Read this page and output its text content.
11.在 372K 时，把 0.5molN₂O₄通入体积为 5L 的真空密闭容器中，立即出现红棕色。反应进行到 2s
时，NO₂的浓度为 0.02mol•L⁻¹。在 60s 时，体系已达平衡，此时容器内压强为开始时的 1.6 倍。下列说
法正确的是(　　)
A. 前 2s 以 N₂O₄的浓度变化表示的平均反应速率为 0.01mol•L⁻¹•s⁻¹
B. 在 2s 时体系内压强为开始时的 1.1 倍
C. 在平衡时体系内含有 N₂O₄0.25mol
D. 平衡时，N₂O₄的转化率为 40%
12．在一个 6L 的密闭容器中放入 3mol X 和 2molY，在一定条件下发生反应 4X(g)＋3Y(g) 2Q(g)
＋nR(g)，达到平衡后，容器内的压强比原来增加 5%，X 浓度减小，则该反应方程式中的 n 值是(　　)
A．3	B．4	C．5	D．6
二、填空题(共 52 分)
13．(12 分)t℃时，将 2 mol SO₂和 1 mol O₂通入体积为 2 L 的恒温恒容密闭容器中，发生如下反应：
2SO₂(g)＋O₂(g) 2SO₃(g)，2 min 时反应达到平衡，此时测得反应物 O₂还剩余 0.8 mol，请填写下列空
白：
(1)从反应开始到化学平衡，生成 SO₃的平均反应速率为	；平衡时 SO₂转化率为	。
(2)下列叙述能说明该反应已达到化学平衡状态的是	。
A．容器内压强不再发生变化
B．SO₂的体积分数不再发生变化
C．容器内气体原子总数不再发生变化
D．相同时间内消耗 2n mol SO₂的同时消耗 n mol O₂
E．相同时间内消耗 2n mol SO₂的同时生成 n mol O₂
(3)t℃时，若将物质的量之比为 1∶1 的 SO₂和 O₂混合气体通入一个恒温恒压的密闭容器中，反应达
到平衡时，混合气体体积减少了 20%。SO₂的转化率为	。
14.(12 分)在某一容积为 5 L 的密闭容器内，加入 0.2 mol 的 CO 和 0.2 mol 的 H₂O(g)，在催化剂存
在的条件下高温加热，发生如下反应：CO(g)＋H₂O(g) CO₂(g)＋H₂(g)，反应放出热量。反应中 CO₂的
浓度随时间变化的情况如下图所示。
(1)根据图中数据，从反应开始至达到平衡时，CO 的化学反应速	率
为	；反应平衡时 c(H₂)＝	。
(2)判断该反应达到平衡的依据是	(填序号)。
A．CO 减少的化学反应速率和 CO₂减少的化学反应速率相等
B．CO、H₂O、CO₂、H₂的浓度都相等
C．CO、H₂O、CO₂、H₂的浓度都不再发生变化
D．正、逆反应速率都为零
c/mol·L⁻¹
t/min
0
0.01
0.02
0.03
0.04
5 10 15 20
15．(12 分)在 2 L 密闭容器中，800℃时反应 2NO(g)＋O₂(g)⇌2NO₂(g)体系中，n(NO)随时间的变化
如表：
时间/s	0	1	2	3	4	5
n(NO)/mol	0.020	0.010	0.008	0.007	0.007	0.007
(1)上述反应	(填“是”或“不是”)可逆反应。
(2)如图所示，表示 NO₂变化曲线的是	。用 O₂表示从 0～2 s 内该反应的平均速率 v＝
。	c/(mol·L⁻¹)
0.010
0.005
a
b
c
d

----------

Aim: All of the entries must be quoted exactly; please include each one.

Answer:
Read this page and output its text content.
11.在 372K 时，把 0.5molN₂O₄通入体积为 5L 的真空密闭容器中，立即出现红棕色。反应进行到 2s
时，NO₂的浓度为 0.02mol•L⁻¹。在 60s 时，体系已达平衡，此时容器内压强为开始时的 1.6 倍。下列说
法正确的是(　　)
A. 前 2s 以 N₂O₄的浓度变化表示的平均反应速率为 0.01mol•L⁻¹•s⁻¹
B. 在 2s 时体系内压强为开始时的 1.1 倍
C. 在平衡时体系内含有 N₂O₄0.25mol
D. 平衡时，N₂O₄的转化率为 40%
12．在一个 6L 的密闭容器中放入 3mol X 和 2molY，在一定条件下发生反应 4X(g)＋3Y(g) 2Q(g)
＋nR(g)，达到平衡后，容器内的压强比原来增加 5%，X 浓度减小，则该反应方程式中的 n 值是(　　)
A．3	B．4	C．5	D．6
二、填空题(共 52 分)
13．(12 分)t℃时，将 2 mol SO₂和 1 mol O₂通入体积为 2 L 的恒温恒容密闭容器中，发生如下反应：
2SO₂(g)＋O₂(g) 2SO₃(g)，2 min 时反应达到平衡，此时测得反应物 O₂还剩余 0.8 mol，请填写下列空
白：
(1)从反应开始到化学平衡，生成 SO₃的平均反应速率为	；平衡时 SO₂转化率为	。
(2)下列叙述能说明该反应已达到化学平衡状态的是	。
A．容器内压强不再发生变化
B．SO₂的体积分数不再发生变化
C．容器内气体原子总数不再发生变化
D．相同时间内消耗 2n mol SO₂的同时消耗 n mol O₂
E．相同时间内消耗 2n mol SO₂的同时生成 n mol O₂
(3)t℃时，若将物质的量之比为 1∶1 的 SO₂和 O₂混合气体通入一个恒温恒压的密闭容器中，反应达
到平衡时，混合气体体积减少了 20%。SO₂的转化率为	。
14.(12 分)在某一容积为 5 L 的密闭容器内，加入 0.2 mol 的 CO 和 0.2 mol 的 H₂O(g)，在催化剂存
在的条件下高温加热，发生如下反应：CO(g)＋H₂O(g) CO₂(g)＋H₂(g)，反应放出热量。反应中 CO₂的
浓度随时间变化的情况如下图所示。
(1)根据图中数据，从反应开始至达到平衡时，CO 的化学反应速	率
为	；反应平衡时 c(H₂)＝	。
(2)判断该反应达到平衡的依据是	(填序号)。
A．CO 减少的化学反应速率和 CO₂减少的化学反应速率相等
B．CO、H₂O、CO₂、H₂的浓度都相等
C．CO、H₂O、CO₂、H₂的浓度都不再发生变化
D．正、逆反应速率都为零
c/mol·L⁻¹
t/min
0
0.01
0.02
0.03
0.04
5 10 15 20
15．(12 分)在 2 L 密闭容器中，800℃时反应 2NO(g)＋O₂(g)⇌2NO₂(g)体系中，n(NO)随时间的变化
如表：
时间/s	0	1	2	3	4	5
n(NO)/mol	0.020	0.010	0.008	0.007	0.007	0.007
(1)上述反应	(填“是”或“不是”)可逆反应。
(2)如图所示，表示 NO₂变化曲线的是	。用 O₂表示从 0～2 s 内该反应的平均速率 v＝
。	c/(mol·L⁻¹)
0.010
0.005
a
b
c
d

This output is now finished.